# Given information start
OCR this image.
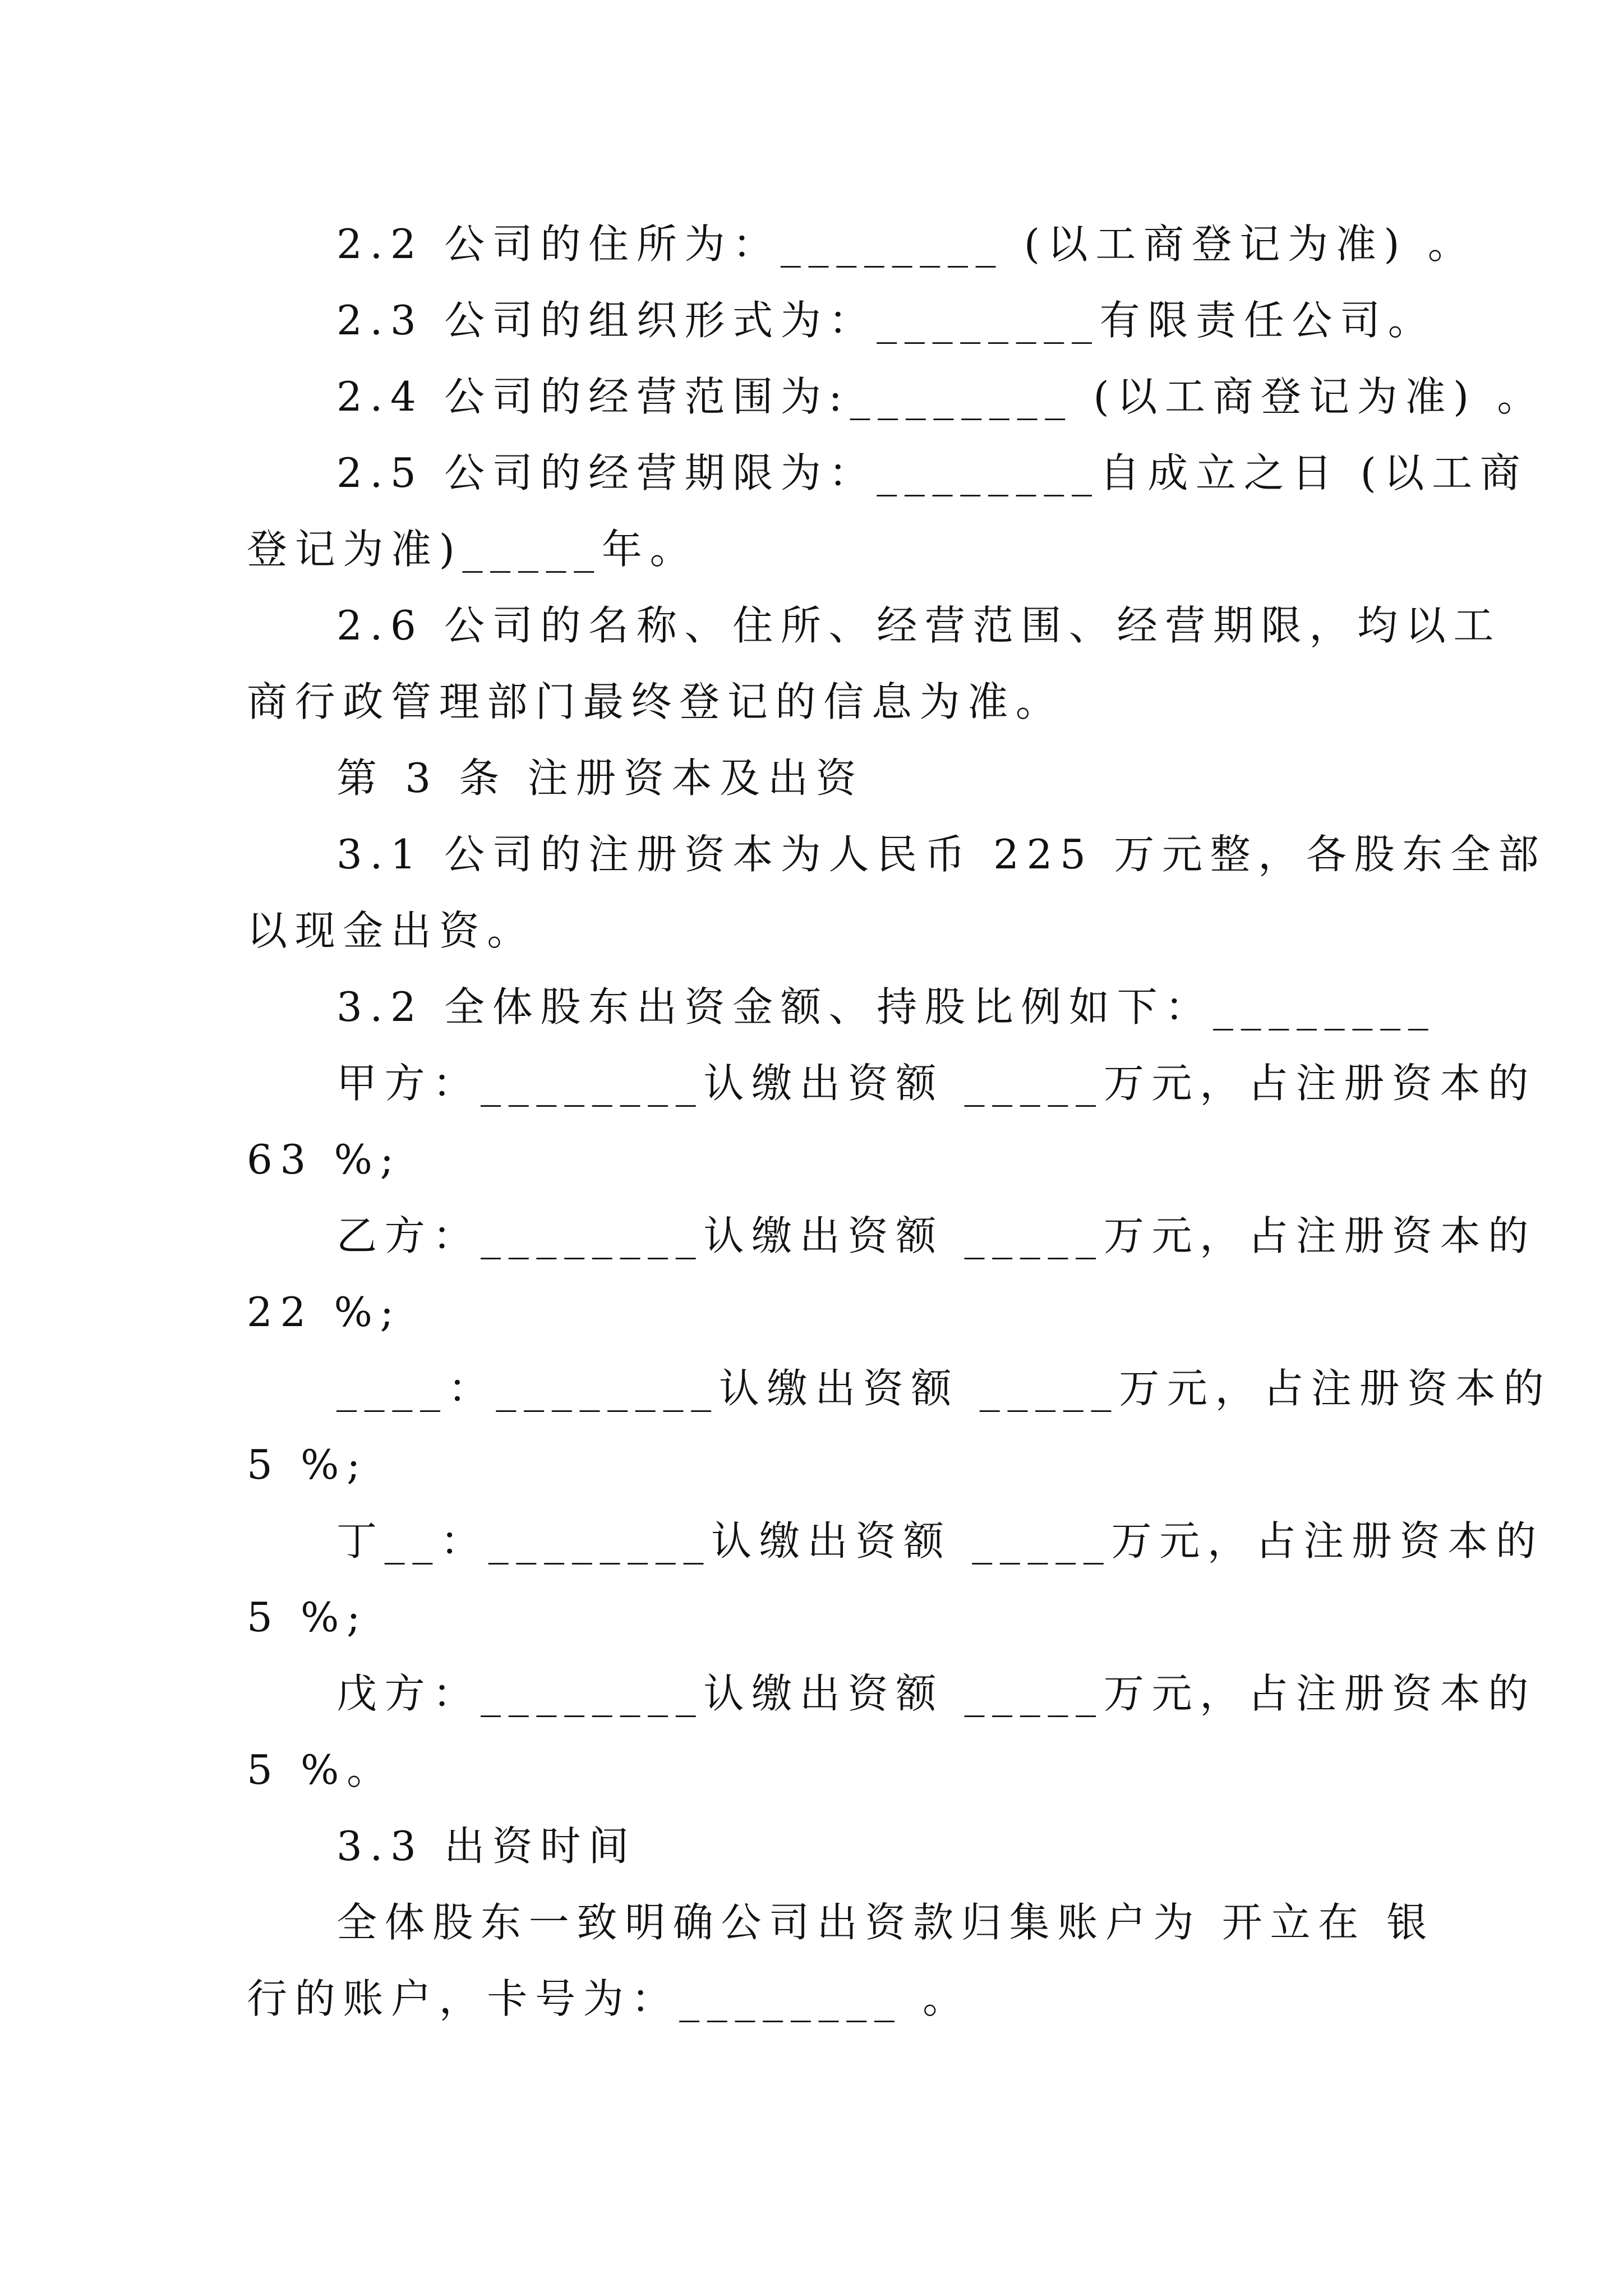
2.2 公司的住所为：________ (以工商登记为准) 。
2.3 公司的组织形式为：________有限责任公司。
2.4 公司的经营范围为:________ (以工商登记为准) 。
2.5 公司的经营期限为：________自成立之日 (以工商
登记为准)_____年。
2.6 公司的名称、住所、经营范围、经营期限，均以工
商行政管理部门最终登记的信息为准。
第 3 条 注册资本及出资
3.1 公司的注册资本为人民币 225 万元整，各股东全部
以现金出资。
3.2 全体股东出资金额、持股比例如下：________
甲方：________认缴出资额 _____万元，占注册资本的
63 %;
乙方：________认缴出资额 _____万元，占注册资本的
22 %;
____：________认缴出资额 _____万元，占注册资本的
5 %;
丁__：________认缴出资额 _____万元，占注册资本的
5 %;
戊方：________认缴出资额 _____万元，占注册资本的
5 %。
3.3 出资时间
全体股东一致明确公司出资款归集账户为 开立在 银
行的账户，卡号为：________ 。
# Given information end
# Given information start
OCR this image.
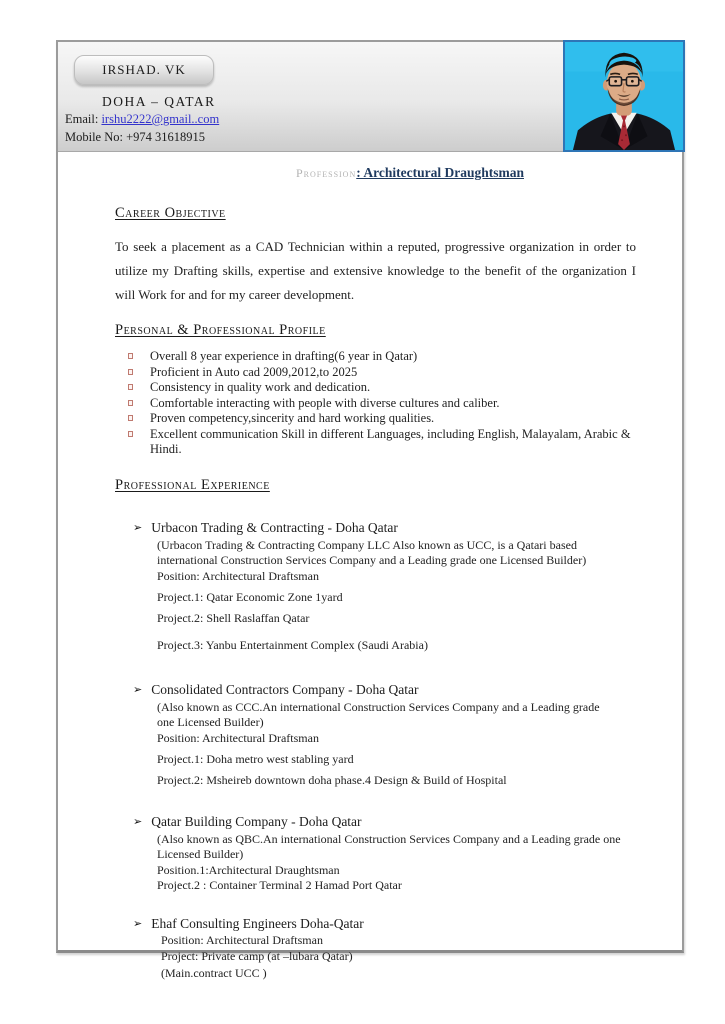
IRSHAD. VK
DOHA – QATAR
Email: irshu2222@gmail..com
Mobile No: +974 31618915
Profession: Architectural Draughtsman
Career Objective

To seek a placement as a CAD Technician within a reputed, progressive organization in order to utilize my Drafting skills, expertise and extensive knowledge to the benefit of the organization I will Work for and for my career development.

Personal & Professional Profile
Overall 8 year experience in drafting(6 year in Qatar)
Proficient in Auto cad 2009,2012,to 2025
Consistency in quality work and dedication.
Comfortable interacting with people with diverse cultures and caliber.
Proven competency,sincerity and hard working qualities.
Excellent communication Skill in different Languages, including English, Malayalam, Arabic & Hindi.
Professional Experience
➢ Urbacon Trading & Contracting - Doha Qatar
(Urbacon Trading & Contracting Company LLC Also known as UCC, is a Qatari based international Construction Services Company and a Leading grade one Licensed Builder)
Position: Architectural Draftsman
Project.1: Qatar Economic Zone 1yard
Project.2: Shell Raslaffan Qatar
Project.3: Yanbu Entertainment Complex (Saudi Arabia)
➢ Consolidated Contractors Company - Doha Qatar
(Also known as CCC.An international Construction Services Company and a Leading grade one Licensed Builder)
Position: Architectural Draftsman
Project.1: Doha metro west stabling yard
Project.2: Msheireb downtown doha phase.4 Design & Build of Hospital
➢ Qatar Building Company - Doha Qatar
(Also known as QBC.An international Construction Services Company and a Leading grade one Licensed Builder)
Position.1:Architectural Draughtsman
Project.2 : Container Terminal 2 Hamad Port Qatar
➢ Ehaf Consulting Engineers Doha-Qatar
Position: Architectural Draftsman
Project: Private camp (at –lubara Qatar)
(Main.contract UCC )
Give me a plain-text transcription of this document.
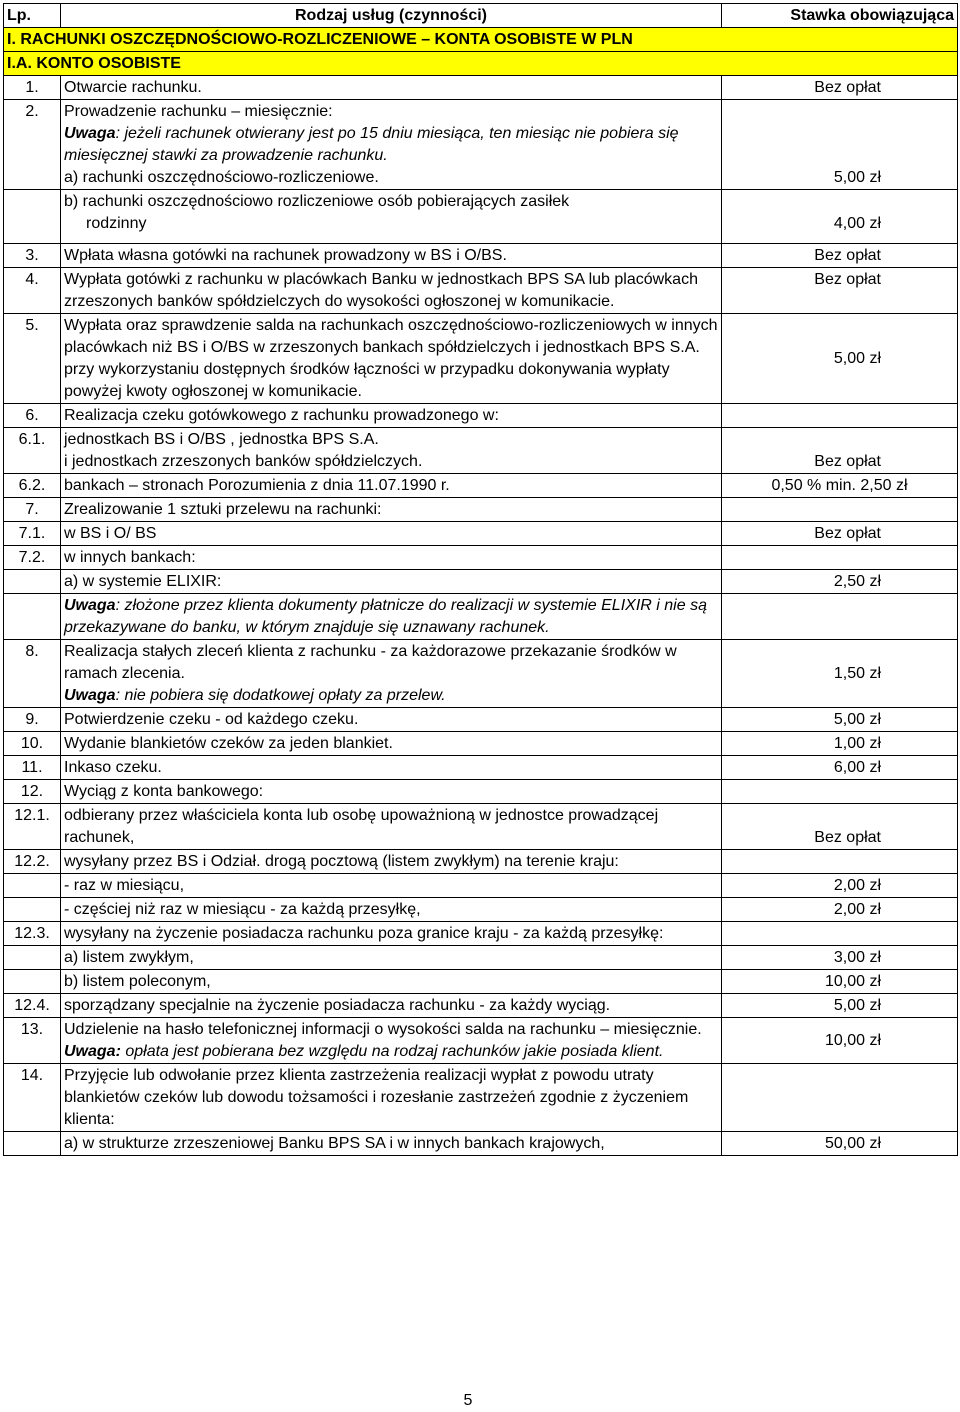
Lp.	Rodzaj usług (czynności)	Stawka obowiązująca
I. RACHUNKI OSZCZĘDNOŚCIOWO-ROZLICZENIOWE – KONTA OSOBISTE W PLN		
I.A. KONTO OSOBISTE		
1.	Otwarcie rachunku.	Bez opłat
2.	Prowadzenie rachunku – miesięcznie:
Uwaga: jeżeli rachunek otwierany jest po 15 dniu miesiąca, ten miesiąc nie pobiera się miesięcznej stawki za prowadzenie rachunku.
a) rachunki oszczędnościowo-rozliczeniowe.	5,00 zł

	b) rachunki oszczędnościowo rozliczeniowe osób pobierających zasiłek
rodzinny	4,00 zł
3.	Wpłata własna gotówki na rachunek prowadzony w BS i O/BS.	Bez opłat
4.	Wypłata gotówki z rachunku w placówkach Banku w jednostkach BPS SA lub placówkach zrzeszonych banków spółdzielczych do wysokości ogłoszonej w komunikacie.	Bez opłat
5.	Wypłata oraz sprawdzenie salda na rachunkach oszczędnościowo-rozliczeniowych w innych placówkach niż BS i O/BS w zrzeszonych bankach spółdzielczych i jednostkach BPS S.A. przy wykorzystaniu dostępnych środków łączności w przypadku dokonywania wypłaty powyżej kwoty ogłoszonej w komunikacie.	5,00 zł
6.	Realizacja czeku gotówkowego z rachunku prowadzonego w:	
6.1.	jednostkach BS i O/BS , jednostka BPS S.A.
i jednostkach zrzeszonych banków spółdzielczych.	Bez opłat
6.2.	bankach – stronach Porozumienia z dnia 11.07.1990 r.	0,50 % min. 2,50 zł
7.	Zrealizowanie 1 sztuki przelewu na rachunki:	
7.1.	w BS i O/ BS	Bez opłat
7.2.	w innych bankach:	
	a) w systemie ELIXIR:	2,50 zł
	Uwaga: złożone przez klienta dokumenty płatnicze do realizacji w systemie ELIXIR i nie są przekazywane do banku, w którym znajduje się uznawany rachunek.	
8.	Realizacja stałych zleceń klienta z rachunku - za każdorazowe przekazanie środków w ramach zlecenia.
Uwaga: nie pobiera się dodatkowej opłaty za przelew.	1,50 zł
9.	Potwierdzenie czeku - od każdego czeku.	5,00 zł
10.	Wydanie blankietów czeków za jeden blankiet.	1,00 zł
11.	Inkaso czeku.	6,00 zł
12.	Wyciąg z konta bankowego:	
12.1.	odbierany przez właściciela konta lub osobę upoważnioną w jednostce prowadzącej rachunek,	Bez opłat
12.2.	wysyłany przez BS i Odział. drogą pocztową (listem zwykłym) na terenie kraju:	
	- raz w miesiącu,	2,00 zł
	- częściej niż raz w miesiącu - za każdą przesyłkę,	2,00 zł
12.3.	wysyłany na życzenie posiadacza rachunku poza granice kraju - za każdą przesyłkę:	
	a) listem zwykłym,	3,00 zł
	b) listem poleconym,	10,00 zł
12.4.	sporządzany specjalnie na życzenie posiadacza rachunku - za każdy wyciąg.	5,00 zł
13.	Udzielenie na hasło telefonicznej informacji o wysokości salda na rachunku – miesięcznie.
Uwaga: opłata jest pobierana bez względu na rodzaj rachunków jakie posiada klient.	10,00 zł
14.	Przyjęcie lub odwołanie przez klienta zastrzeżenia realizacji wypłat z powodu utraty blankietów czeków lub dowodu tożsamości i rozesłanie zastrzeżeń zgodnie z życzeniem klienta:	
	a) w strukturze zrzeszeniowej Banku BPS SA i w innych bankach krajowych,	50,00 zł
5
# Given information end
What this task involves: Check each line of the records above for the string "Professional", and report every line that has it.

Correct answer:
Personal & Professional Profile
Professional Experience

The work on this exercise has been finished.